AIM OF THE EXERCISE |
Lines holding the string "step" are the ones to copy from this listing.

======== INPUT ROWS

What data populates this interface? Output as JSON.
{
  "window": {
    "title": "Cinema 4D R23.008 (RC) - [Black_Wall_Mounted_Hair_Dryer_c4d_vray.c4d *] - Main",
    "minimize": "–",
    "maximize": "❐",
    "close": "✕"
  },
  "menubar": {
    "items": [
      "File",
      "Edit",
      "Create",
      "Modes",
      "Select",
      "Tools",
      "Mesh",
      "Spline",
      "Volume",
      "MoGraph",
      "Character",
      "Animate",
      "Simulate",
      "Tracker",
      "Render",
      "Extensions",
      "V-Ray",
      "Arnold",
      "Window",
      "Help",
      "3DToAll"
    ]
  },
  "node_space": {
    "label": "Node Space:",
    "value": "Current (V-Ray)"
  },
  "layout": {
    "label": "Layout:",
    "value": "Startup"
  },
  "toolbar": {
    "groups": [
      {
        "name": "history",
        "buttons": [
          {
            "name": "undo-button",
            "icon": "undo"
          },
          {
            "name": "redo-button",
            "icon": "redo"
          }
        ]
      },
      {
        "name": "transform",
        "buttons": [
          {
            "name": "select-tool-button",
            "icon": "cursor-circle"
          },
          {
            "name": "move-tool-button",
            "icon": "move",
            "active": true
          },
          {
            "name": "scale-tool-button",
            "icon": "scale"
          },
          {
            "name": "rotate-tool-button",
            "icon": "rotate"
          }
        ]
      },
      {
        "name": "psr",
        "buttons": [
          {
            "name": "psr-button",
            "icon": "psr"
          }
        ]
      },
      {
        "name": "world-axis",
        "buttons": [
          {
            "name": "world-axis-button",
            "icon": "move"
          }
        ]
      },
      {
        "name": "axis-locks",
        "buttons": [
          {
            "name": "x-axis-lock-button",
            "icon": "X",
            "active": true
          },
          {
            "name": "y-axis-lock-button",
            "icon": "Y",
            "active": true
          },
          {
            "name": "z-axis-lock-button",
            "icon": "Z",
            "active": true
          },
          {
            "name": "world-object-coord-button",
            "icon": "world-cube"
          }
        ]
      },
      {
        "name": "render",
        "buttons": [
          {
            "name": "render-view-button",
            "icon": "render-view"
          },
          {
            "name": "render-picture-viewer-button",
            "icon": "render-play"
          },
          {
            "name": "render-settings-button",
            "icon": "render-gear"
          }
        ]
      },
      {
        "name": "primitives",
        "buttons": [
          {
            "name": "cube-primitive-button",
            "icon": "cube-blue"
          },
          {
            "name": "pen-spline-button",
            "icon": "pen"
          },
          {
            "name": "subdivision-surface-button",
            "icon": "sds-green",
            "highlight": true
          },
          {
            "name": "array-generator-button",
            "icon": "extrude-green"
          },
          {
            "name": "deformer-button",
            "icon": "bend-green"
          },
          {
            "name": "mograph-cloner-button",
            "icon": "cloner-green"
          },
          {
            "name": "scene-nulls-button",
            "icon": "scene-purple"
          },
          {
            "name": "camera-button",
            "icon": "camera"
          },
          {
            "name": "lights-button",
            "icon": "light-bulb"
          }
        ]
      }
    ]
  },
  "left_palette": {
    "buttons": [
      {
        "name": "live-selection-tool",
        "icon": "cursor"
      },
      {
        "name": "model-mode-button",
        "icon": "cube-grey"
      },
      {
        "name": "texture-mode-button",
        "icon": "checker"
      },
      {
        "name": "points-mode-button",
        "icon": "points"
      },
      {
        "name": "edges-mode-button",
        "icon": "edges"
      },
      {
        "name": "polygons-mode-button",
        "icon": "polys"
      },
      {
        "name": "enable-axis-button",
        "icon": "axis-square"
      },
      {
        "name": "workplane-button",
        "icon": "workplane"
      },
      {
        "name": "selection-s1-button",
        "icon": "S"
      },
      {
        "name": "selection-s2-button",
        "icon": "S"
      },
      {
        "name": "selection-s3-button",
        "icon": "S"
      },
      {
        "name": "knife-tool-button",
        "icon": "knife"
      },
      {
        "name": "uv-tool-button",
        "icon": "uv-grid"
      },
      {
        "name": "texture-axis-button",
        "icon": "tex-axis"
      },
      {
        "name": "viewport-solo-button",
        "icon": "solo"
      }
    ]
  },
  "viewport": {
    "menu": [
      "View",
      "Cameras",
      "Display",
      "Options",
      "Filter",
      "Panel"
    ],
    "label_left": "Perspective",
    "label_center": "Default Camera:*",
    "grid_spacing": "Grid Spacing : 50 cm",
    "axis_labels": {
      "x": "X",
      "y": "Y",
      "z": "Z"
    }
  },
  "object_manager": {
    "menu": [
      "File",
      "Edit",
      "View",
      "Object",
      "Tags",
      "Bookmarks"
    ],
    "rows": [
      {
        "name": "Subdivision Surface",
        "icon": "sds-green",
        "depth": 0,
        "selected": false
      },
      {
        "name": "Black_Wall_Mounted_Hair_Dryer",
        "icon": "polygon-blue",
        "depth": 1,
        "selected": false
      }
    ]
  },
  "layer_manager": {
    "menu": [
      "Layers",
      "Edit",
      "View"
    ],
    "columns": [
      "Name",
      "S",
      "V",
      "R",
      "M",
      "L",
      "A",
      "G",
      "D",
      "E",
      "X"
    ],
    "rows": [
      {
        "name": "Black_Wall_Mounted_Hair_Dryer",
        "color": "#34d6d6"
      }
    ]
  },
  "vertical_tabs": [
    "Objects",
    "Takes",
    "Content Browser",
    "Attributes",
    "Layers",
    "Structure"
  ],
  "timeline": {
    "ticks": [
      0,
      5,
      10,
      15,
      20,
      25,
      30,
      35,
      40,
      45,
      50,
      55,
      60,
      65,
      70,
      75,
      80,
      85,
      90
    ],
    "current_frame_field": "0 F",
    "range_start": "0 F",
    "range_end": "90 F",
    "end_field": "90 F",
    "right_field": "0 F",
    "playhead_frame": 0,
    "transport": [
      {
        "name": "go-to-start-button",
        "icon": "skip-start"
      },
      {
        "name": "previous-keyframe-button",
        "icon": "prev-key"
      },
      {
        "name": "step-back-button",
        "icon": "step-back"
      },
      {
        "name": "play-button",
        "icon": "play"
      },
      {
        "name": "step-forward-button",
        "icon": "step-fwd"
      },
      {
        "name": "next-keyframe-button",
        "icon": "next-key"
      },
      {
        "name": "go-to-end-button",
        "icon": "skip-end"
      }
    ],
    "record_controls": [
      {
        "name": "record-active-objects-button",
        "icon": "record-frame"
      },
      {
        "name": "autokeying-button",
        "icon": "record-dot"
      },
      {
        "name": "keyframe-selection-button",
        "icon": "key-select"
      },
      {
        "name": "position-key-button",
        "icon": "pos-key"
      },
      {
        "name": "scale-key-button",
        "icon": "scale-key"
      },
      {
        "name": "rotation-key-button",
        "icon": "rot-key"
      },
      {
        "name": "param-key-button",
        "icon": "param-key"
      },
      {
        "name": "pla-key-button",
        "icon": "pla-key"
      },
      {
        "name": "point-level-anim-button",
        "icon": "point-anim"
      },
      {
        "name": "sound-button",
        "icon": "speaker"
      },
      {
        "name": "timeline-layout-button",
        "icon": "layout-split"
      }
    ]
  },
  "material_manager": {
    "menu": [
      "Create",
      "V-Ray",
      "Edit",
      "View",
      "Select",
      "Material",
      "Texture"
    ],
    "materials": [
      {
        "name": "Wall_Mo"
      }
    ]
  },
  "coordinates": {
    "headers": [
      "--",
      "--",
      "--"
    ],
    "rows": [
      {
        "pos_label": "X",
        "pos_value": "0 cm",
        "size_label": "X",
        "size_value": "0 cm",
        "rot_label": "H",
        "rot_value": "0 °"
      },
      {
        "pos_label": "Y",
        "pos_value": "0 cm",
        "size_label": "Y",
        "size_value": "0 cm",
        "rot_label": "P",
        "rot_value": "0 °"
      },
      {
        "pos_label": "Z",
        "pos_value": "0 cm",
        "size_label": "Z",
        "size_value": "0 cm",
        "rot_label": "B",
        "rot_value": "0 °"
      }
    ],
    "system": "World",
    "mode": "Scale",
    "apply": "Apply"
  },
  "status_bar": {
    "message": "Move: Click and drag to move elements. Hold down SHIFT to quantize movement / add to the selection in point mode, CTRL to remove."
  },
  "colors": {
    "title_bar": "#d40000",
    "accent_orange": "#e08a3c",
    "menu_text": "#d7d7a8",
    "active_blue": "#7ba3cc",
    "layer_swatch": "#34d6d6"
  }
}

================

CORRECT RESPONSE |
        "name": "step-back-button",
        "icon": "step-back"
        "name": "step-forward-button",
        "icon": "step-fwd"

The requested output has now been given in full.